## Request:
Report how many lines of the listing below include the word "BrightSign". Give nothing but the number.

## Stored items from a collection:
· · · · · · ·
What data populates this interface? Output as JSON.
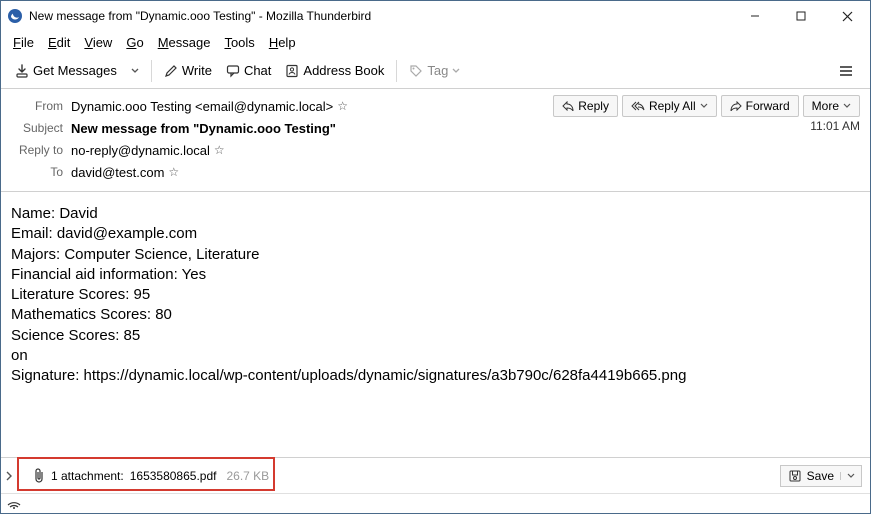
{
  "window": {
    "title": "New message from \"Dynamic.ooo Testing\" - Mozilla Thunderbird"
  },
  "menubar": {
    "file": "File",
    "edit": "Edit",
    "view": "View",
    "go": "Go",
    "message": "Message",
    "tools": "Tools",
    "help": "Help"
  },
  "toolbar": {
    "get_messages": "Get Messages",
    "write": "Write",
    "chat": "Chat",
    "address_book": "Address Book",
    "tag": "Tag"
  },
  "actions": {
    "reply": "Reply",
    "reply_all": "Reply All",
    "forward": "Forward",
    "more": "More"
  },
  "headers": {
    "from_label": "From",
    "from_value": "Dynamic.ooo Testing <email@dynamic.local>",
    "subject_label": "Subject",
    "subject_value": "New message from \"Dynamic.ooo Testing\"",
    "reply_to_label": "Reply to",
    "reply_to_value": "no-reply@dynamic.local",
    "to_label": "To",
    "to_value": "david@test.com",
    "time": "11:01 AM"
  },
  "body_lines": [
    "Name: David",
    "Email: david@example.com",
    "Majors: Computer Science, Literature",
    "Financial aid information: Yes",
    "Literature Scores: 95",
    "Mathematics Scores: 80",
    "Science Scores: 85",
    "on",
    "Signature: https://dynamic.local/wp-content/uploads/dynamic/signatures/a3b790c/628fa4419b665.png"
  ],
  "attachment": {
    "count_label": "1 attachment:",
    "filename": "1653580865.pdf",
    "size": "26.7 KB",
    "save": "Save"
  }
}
· · · · · · ·
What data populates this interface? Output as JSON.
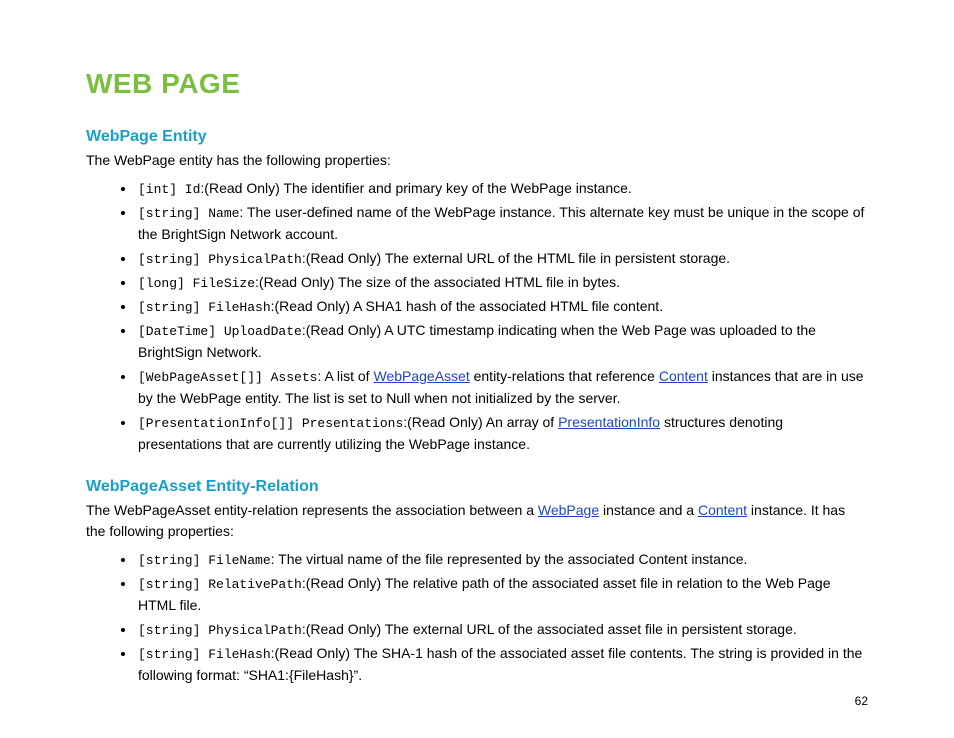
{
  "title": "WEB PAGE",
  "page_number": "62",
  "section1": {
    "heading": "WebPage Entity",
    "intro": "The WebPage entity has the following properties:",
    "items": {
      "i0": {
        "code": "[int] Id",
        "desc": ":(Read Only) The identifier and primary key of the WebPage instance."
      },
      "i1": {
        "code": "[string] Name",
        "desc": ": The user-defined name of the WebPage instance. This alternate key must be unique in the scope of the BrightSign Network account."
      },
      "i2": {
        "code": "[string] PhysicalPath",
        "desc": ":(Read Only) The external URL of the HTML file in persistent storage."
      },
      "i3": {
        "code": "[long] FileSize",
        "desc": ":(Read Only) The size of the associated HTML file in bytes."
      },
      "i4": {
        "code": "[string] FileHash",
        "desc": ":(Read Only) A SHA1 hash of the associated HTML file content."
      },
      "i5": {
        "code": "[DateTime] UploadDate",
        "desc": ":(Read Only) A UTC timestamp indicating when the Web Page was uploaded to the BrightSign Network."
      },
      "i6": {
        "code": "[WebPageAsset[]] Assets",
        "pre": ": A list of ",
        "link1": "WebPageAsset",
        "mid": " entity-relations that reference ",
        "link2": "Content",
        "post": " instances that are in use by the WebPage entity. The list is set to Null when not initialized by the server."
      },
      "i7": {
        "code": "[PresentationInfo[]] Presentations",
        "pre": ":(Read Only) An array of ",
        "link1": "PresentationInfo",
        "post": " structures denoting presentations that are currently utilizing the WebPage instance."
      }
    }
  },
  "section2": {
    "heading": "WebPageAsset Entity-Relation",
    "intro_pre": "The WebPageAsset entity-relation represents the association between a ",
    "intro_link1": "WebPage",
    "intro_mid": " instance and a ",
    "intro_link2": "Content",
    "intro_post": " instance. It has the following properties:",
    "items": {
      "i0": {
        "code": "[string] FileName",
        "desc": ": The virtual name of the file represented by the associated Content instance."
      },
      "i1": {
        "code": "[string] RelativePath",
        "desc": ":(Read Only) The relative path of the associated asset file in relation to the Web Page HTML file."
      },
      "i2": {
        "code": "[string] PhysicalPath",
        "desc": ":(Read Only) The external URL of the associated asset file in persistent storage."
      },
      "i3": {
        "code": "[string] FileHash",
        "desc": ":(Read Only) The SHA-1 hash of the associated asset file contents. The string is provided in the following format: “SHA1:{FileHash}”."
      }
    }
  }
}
· · · · · · ·
## Complete answer:
2